*** INFORMATION SUPPLIED ***

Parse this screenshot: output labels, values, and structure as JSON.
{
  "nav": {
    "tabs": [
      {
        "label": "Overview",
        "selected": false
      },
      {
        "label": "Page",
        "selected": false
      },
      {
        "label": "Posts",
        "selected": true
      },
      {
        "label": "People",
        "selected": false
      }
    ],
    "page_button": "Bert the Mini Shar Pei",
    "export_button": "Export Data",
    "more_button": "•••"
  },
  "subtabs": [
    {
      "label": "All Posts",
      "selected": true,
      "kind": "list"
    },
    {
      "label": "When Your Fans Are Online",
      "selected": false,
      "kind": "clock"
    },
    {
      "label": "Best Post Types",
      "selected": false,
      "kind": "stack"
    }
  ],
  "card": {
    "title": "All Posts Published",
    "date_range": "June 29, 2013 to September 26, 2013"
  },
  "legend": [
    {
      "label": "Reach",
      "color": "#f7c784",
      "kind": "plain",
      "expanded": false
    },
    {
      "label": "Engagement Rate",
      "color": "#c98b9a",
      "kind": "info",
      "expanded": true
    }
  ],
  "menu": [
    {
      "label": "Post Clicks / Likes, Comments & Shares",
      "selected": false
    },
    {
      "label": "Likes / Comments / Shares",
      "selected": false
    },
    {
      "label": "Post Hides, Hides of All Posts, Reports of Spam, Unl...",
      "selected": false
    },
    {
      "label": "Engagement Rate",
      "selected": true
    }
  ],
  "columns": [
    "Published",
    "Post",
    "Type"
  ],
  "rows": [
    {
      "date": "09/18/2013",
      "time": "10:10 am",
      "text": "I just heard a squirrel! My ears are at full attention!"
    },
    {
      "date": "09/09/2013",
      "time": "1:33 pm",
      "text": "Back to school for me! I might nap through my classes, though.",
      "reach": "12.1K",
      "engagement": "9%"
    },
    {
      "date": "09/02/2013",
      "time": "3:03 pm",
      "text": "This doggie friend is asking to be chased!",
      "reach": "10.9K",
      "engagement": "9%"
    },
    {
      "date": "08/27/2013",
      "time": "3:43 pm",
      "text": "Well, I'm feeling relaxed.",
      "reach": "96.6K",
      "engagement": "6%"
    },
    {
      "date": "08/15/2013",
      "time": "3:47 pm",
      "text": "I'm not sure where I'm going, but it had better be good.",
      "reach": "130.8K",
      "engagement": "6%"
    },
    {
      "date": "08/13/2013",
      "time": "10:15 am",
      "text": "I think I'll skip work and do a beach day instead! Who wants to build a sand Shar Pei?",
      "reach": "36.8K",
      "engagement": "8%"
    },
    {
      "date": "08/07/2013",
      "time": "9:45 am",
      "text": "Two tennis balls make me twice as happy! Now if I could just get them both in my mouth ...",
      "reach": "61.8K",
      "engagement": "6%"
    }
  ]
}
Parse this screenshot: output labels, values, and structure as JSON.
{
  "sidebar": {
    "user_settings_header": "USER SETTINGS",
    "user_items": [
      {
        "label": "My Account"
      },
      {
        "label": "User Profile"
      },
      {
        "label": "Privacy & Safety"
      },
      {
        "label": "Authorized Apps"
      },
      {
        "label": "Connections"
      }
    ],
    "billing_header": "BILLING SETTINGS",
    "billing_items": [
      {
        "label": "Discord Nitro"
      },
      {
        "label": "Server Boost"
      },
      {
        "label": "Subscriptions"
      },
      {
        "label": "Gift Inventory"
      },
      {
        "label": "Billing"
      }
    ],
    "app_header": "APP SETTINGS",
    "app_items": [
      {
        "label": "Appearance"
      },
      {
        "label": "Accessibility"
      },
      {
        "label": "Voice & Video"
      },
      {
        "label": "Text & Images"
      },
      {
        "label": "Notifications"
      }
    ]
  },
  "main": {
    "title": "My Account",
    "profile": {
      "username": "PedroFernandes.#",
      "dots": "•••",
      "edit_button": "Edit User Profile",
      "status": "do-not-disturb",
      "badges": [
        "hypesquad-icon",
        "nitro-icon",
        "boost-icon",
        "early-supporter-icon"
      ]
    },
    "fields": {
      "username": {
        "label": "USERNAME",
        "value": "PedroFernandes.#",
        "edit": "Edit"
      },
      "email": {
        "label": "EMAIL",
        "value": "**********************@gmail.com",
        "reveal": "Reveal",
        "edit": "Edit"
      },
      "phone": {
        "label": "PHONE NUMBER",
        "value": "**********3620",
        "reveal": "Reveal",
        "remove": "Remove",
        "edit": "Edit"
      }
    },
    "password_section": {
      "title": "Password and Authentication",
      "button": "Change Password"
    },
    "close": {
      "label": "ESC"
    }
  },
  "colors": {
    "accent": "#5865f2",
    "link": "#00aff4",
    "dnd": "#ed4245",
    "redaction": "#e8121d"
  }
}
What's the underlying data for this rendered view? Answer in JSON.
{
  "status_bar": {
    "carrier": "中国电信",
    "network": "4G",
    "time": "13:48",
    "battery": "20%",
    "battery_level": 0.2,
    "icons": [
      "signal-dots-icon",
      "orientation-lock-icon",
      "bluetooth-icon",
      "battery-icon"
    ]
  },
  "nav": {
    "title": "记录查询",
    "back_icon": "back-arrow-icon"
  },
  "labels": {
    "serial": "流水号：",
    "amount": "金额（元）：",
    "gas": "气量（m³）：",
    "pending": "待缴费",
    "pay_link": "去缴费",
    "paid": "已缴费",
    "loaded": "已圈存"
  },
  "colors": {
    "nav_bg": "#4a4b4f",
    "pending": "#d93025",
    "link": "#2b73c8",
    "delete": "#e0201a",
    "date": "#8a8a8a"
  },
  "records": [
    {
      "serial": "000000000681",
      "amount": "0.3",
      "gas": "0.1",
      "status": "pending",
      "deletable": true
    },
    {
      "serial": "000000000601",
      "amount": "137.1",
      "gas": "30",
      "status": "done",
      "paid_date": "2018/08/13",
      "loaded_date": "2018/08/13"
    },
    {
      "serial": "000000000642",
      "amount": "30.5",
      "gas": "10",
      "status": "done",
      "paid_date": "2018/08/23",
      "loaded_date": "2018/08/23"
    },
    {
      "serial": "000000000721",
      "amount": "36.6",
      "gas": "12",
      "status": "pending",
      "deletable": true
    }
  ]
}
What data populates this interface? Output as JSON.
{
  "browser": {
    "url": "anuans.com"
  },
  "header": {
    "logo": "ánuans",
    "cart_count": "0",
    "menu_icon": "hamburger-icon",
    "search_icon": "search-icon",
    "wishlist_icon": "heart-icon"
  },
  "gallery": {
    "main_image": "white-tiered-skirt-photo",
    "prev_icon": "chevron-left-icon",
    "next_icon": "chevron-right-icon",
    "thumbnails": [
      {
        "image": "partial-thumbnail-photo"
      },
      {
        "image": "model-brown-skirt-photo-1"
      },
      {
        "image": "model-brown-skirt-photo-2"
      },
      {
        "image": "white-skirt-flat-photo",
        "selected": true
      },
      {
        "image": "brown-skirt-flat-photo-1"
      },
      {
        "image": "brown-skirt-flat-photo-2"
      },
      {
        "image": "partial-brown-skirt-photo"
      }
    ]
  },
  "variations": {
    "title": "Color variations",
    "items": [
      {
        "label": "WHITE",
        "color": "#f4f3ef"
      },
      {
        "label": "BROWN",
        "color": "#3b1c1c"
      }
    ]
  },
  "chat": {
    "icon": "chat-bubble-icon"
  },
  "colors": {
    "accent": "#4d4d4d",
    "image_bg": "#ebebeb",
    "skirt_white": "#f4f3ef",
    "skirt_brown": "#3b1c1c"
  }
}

***

__EXERCISE OBJECTIVE__: Keep only the lines from the one containing "What data populates" to the end of the entries, and repeat them exactly.

__EXPECTED ANSWER__:
What data populates this interface? Output as JSON.
{
  "browser": {
    "url": "anuans.com"
  },
  "header": {
    "logo": "ánuans",
    "cart_count": "0",
    "menu_icon": "hamburger-icon",
    "search_icon": "search-icon",
    "wishlist_icon": "heart-icon"
  },
  "gallery": {
    "main_image": "white-tiered-skirt-photo",
    "prev_icon": "chevron-left-icon",
    "next_icon": "chevron-right-icon",
    "thumbnails": [
      {
        "image": "partial-thumbnail-photo"
      },
      {
        "image": "model-brown-skirt-photo-1"
      },
      {
        "image": "model-brown-skirt-photo-2"
      },
      {
        "image": "white-skirt-flat-photo",
        "selected": true
      },
      {
        "image": "brown-skirt-flat-photo-1"
      },
      {
        "image": "brown-skirt-flat-photo-2"
      },
      {
        "image": "partial-brown-skirt-photo"
      }
    ]
  },
  "variations": {
    "title": "Color variations",
    "items": [
      {
        "label": "WHITE",
        "color": "#f4f3ef"
      },
      {
        "label": "BROWN",
        "color": "#3b1c1c"
      }
    ]
  },
  "chat": {
    "icon": "chat-bubble-icon"
  },
  "colors": {
    "accent": "#4d4d4d",
    "image_bg": "#ebebeb",
    "skirt_white": "#f4f3ef",
    "skirt_brown": "#3b1c1c"
  }
}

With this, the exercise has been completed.